Requirement – The records that follow are to be repeated without alteration.

[Data items]
========================================================================
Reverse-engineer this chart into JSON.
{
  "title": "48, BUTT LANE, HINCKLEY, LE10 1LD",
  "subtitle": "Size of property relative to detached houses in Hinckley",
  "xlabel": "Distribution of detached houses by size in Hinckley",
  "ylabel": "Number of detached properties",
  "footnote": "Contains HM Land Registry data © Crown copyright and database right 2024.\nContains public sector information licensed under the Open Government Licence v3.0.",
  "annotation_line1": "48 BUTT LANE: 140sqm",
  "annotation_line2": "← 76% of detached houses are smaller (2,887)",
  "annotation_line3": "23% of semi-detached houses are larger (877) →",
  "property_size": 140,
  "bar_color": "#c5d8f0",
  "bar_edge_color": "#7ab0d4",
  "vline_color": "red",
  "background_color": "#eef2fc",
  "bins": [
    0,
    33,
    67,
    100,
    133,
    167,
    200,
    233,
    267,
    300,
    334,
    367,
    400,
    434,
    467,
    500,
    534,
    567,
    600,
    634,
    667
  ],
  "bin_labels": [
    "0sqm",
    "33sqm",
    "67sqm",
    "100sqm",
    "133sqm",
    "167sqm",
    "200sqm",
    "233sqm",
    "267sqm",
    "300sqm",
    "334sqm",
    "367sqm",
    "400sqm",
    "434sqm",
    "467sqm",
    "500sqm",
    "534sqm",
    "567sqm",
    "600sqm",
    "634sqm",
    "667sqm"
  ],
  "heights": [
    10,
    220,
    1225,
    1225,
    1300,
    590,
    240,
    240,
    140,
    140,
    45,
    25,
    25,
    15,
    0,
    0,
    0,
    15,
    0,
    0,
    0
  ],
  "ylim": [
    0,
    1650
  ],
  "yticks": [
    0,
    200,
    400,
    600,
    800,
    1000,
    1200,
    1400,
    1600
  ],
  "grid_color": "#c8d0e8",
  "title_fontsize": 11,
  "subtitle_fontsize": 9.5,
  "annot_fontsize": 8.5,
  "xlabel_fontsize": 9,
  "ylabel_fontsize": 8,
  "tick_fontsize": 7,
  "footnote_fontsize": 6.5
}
========================================================================
Problem solution –
Reverse-engineer this chart into JSON.
{
  "title": "48, BUTT LANE, HINCKLEY, LE10 1LD",
  "subtitle": "Size of property relative to detached houses in Hinckley",
  "xlabel": "Distribution of detached houses by size in Hinckley",
  "ylabel": "Number of detached properties",
  "footnote": "Contains HM Land Registry data © Crown copyright and database right 2024.\nContains public sector information licensed under the Open Government Licence v3.0.",
  "annotation_line1": "48 BUTT LANE: 140sqm",
  "annotation_line2": "← 76% of detached houses are smaller (2,887)",
  "annotation_line3": "23% of semi-detached houses are larger (877) →",
  "property_size": 140,
  "bar_color": "#c5d8f0",
  "bar_edge_color": "#7ab0d4",
  "vline_color": "red",
  "background_color": "#eef2fc",
  "bins": [
    0,
    33,
    67,
    100,
    133,
    167,
    200,
    233,
    267,
    300,
    334,
    367,
    400,
    434,
    467,
    500,
    534,
    567,
    600,
    634,
    667
  ],
  "bin_labels": [
    "0sqm",
    "33sqm",
    "67sqm",
    "100sqm",
    "133sqm",
    "167sqm",
    "200sqm",
    "233sqm",
    "267sqm",
    "300sqm",
    "334sqm",
    "367sqm",
    "400sqm",
    "434sqm",
    "467sqm",
    "500sqm",
    "534sqm",
    "567sqm",
    "600sqm",
    "634sqm",
    "667sqm"
  ],
  "heights": [
    10,
    220,
    1225,
    1225,
    1300,
    590,
    240,
    240,
    140,
    140,
    45,
    25,
    25,
    15,
    0,
    0,
    0,
    15,
    0,
    0,
    0
  ],
  "ylim": [
    0,
    1650
  ],
  "yticks": [
    0,
    200,
    400,
    600,
    800,
    1000,
    1200,
    1400,
    1600
  ],
  "grid_color": "#c8d0e8",
  "title_fontsize": 11,
  "subtitle_fontsize": 9.5,
  "annot_fontsize": 8.5,
  "xlabel_fontsize": 9,
  "ylabel_fontsize": 8,
  "tick_fontsize": 7,
  "footnote_fontsize": 6.5
}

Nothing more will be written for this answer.